[START OF Records provided]

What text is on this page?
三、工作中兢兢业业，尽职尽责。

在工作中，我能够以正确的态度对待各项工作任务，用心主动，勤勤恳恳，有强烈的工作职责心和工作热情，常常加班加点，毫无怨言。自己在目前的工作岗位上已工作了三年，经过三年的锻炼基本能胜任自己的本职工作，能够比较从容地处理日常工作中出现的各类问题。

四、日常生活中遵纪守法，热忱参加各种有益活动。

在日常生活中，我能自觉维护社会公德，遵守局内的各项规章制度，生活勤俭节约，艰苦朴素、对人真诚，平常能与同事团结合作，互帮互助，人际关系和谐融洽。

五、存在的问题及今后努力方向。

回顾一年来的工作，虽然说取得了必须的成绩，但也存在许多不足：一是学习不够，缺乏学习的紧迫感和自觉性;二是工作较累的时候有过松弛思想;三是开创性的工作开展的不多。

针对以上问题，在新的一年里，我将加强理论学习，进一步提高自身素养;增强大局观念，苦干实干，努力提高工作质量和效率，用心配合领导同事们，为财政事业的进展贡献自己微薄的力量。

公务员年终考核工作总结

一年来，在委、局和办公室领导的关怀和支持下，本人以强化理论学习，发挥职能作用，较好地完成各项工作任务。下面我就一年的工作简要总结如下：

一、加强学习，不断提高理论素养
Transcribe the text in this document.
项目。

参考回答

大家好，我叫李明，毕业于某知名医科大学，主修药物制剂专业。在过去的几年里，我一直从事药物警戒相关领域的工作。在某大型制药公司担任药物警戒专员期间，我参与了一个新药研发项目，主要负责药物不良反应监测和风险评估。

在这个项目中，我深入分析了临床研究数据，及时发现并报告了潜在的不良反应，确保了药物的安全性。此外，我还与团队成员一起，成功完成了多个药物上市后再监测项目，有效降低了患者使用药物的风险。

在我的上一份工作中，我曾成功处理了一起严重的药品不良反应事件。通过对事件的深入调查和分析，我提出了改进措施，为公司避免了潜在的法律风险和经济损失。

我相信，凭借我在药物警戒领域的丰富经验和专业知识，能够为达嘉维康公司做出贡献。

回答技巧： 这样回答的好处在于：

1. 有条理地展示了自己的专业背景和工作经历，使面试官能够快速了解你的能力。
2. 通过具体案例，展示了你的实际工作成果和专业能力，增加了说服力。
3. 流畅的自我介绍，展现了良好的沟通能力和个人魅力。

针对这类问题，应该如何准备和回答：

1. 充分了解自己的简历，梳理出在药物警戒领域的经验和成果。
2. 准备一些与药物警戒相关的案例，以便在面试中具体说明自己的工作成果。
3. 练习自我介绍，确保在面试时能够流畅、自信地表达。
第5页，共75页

[END OF Records provided]

Do this
Transcribe all entries exactly as they are given.

Answer
What text is on this page?
三、工作中兢兢业业，尽职尽责。

在工作中，我能够以正确的态度对待各项工作任务，用心主动，勤勤恳恳，有强烈的工作职责心和工作热情，常常加班加点，毫无怨言。自己在目前的工作岗位上已工作了三年，经过三年的锻炼基本能胜任自己的本职工作，能够比较从容地处理日常工作中出现的各类问题。

四、日常生活中遵纪守法，热忱参加各种有益活动。

在日常生活中，我能自觉维护社会公德，遵守局内的各项规章制度，生活勤俭节约，艰苦朴素、对人真诚，平常能与同事团结合作，互帮互助，人际关系和谐融洽。

五、存在的问题及今后努力方向。

回顾一年来的工作，虽然说取得了必须的成绩，但也存在许多不足：一是学习不够，缺乏学习的紧迫感和自觉性;二是工作较累的时候有过松弛思想;三是开创性的工作开展的不多。

针对以上问题，在新的一年里，我将加强理论学习，进一步提高自身素养;增强大局观念，苦干实干，努力提高工作质量和效率，用心配合领导同事们，为财政事业的进展贡献自己微薄的力量。

公务员年终考核工作总结

一年来，在委、局和办公室领导的关怀和支持下，本人以强化理论学习，发挥职能作用，较好地完成各项工作任务。下面我就一年的工作简要总结如下：

一、加强学习，不断提高理论素养
Transcribe the text in this document.
项目。

参考回答

大家好，我叫李明，毕业于某知名医科大学，主修药物制剂专业。在过去的几年里，我一直从事药物警戒相关领域的工作。在某大型制药公司担任药物警戒专员期间，我参与了一个新药研发项目，主要负责药物不良反应监测和风险评估。

在这个项目中，我深入分析了临床研究数据，及时发现并报告了潜在的不良反应，确保了药物的安全性。此外，我还与团队成员一起，成功完成了多个药物上市后再监测项目，有效降低了患者使用药物的风险。

在我的上一份工作中，我曾成功处理了一起严重的药品不良反应事件。通过对事件的深入调查和分析，我提出了改进措施，为公司避免了潜在的法律风险和经济损失。

我相信，凭借我在药物警戒领域的丰富经验和专业知识，能够为达嘉维康公司做出贡献。

回答技巧： 这样回答的好处在于：

1. 有条理地展示了自己的专业背景和工作经历，使面试官能够快速了解你的能力。
2. 通过具体案例，展示了你的实际工作成果和专业能力，增加了说服力。
3. 流畅的自我介绍，展现了良好的沟通能力和个人魅力。

针对这类问题，应该如何准备和回答：

1. 充分了解自己的简历，梳理出在药物警戒领域的经验和成果。
2. 准备一些与药物警戒相关的案例，以便在面试中具体说明自己的工作成果。
3. 练习自我介绍，确保在面试时能够流畅、自信地表达。
第5页，共75页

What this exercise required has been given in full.